Exercise brief:
Copy each line that contains the string "года".

>>>

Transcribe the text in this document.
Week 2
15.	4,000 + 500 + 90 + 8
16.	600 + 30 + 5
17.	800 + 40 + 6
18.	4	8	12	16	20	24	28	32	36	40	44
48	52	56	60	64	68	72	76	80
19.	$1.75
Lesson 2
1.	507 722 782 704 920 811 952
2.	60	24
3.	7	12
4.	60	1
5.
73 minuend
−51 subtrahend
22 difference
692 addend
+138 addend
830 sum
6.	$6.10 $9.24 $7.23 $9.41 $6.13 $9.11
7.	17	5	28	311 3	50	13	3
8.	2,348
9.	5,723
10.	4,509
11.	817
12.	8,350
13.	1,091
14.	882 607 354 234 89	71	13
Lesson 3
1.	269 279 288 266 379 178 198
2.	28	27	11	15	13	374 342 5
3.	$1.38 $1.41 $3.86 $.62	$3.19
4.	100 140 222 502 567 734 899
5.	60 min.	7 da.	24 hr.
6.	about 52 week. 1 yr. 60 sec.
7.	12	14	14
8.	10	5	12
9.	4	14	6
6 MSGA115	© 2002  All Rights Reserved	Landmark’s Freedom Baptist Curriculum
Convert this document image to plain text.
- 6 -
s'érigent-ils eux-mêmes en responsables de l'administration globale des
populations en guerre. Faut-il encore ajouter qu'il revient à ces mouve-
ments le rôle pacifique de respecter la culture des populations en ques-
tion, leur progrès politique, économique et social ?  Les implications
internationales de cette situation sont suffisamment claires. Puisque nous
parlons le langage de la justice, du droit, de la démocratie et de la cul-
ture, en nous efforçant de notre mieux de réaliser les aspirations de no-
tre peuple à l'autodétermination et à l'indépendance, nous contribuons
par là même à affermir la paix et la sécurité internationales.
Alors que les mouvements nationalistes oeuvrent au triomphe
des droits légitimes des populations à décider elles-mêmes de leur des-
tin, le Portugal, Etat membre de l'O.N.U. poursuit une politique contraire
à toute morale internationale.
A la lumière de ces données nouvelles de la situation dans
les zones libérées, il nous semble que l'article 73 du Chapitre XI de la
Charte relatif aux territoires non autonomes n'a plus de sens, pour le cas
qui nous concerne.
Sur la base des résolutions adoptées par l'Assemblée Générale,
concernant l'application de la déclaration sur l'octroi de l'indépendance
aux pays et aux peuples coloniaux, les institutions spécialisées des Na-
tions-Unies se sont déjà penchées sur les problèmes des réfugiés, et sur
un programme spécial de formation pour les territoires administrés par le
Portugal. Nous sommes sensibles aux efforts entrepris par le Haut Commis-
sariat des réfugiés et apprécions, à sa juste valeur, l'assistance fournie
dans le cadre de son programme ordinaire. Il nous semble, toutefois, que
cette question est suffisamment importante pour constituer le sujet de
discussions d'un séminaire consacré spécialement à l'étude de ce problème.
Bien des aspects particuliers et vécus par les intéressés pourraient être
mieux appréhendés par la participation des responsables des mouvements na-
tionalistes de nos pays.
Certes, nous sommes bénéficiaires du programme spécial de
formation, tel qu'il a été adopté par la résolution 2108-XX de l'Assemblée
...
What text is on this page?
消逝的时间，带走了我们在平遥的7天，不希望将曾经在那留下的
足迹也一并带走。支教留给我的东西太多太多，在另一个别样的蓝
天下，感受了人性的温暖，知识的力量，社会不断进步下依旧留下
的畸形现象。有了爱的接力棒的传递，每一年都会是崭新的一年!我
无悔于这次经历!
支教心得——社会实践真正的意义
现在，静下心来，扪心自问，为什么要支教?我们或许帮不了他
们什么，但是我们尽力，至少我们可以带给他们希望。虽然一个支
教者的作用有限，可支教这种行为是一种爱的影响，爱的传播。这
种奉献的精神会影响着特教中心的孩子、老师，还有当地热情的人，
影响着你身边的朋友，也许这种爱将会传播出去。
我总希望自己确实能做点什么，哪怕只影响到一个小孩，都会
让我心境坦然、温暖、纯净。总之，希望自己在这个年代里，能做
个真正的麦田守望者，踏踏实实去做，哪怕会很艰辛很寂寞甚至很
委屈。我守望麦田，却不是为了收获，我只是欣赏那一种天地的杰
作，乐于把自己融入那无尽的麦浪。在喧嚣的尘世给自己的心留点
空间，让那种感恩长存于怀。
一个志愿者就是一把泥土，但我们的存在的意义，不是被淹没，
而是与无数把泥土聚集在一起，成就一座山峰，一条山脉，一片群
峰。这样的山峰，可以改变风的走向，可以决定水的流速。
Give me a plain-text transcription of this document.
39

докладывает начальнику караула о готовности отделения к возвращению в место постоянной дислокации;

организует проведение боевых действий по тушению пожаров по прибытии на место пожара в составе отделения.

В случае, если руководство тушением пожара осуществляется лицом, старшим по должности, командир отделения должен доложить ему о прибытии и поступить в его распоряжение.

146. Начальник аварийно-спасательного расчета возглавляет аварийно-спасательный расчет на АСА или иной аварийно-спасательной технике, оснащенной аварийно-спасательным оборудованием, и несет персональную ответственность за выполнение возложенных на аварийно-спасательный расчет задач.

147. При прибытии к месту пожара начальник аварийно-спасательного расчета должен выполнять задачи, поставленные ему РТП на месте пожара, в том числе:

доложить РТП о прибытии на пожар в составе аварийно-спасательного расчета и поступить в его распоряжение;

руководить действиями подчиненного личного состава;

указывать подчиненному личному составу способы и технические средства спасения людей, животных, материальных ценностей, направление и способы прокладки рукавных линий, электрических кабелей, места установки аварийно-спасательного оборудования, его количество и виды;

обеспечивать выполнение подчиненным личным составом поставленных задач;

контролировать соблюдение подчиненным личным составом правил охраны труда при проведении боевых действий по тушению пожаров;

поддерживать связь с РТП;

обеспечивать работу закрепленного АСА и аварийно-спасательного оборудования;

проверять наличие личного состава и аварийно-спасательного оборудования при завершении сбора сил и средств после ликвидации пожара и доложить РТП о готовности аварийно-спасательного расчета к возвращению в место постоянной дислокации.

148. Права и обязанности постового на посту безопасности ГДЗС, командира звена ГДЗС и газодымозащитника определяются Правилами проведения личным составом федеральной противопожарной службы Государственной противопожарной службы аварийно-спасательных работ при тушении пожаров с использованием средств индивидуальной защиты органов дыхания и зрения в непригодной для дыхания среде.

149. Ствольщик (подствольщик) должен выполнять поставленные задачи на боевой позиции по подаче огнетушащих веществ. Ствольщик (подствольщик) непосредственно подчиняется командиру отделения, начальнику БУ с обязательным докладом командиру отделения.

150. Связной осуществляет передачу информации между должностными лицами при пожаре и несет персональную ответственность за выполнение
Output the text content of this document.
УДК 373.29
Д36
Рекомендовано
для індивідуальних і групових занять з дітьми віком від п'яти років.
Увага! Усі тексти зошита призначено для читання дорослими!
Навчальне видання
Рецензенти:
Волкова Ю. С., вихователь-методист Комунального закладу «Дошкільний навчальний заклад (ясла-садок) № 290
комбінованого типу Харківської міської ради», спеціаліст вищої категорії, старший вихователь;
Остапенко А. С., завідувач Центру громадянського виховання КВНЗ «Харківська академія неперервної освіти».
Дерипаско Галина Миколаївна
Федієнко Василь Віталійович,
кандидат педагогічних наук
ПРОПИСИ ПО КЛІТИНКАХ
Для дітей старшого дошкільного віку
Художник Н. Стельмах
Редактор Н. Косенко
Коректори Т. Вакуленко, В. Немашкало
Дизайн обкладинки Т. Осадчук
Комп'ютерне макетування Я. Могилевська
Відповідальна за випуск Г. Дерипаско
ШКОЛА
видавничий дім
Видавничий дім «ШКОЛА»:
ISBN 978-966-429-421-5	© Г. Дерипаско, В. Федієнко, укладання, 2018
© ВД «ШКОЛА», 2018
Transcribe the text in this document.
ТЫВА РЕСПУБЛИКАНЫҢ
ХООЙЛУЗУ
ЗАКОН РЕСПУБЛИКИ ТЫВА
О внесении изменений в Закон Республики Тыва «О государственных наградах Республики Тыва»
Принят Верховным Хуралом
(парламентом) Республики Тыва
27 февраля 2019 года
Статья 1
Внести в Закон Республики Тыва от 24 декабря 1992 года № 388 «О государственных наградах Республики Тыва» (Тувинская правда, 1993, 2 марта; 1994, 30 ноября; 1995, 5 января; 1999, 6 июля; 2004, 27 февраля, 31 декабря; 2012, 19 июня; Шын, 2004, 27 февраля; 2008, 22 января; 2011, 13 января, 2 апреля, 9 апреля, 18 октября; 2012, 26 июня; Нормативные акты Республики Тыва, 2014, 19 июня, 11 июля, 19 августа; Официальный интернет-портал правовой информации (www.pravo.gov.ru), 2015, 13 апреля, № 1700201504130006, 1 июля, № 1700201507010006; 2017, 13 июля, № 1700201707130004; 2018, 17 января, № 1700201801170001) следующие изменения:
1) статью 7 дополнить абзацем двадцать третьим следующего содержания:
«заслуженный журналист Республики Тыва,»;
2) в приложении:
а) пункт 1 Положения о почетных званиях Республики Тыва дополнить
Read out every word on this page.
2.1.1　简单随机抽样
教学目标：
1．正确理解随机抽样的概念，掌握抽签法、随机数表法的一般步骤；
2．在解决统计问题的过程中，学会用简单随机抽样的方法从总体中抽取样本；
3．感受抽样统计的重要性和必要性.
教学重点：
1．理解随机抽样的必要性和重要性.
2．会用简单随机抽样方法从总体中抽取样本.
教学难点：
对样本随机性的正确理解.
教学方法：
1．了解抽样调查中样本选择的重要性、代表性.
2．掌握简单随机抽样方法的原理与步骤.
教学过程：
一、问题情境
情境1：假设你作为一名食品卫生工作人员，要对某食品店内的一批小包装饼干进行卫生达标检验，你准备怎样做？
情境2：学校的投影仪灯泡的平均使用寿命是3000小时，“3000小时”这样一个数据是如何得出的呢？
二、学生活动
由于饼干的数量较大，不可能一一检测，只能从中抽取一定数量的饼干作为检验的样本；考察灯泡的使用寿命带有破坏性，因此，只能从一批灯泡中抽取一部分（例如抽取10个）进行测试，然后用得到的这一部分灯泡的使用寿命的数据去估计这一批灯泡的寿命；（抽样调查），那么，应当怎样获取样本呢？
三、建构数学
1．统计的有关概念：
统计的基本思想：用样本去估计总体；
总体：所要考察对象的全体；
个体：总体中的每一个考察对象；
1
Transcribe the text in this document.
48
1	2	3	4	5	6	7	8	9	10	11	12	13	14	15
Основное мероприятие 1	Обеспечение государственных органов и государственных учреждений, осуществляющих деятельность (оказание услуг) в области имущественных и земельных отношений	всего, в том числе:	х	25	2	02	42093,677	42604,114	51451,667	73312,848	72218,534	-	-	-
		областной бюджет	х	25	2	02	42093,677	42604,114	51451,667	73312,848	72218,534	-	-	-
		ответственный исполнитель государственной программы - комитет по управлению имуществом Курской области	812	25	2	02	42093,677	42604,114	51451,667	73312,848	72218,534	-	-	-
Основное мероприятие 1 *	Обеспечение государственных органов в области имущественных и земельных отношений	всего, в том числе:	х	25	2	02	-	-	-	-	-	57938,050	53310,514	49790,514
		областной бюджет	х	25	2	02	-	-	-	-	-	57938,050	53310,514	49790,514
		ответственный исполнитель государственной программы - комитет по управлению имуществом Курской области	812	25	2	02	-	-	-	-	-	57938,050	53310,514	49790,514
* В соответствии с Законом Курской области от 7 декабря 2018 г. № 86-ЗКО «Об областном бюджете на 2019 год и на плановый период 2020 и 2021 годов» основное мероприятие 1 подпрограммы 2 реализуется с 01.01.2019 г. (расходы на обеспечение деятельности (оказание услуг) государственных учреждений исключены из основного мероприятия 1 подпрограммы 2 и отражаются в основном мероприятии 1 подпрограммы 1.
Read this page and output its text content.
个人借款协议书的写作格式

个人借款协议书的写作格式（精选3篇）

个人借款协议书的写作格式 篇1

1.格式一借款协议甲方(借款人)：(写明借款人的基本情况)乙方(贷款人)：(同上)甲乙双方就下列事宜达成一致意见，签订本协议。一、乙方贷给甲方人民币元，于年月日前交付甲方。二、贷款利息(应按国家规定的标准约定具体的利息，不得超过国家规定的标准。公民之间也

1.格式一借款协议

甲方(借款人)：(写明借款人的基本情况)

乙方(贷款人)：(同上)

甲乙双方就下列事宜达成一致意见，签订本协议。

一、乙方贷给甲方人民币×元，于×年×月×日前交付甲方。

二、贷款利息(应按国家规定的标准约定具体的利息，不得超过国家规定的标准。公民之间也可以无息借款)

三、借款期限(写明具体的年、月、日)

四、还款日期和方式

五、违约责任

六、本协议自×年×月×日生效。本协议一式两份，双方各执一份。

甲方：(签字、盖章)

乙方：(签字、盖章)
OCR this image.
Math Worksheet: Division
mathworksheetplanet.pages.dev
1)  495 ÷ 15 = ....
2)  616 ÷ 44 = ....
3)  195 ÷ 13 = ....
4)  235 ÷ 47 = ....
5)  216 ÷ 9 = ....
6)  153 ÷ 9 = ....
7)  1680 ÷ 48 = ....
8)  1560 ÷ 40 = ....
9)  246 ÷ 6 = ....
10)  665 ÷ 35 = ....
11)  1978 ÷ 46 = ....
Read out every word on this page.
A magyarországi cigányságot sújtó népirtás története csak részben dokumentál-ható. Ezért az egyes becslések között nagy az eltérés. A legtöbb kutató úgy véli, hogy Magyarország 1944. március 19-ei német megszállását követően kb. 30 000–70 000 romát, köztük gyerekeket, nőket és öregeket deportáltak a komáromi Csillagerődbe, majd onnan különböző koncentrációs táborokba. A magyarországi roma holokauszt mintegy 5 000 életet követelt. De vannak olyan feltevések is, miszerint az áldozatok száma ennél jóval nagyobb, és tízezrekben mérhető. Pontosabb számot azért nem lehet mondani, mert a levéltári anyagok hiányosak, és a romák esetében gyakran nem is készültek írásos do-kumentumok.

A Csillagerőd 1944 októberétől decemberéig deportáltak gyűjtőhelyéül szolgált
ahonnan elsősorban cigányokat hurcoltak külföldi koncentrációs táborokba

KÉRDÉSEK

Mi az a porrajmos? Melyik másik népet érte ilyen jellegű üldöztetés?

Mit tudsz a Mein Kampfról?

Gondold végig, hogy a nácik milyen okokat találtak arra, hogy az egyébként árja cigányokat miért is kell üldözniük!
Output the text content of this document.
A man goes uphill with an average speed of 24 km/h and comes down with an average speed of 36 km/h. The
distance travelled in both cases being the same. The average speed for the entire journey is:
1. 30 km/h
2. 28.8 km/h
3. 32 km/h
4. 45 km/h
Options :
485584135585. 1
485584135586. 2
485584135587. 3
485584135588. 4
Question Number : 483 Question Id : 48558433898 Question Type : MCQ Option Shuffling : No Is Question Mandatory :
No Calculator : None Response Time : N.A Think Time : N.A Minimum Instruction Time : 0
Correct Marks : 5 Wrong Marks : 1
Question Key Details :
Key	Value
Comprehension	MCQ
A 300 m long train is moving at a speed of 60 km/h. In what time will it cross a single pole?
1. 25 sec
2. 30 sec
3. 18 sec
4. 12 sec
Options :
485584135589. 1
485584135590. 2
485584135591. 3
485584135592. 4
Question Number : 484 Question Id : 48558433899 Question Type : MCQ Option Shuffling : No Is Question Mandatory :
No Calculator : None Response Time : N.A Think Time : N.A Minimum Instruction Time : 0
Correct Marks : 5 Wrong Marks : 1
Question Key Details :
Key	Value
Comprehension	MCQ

<<<

Solution:
27 февраля 2019 года
Внести в Закон Республики Тыва от 24 декабря 1992 года № 388 «О государственных наградах Республики Тыва» (Тувинская правда, 1993, 2 марта; 1994, 30 ноября; 1995, 5 января; 1999, 6 июля; 2004, 27 февраля, 31 декабря; 2012, 19 июня; Шын, 2004, 27 февраля; 2008, 22 января; 2011, 13 января, 2 апреля, 9 апреля, 18 октября; 2012, 26 июня; Нормативные акты Республики Тыва, 2014, 19 июня, 11 июля, 19 августа; Официальный интернет-портал правовой информации (www.pravo.gov.ru), 2015, 13 апреля, № 1700201504130006, 1 июля, № 1700201507010006; 2017, 13 июля, № 1700201707130004; 2018, 17 января, № 1700201801170001) следующие изменения:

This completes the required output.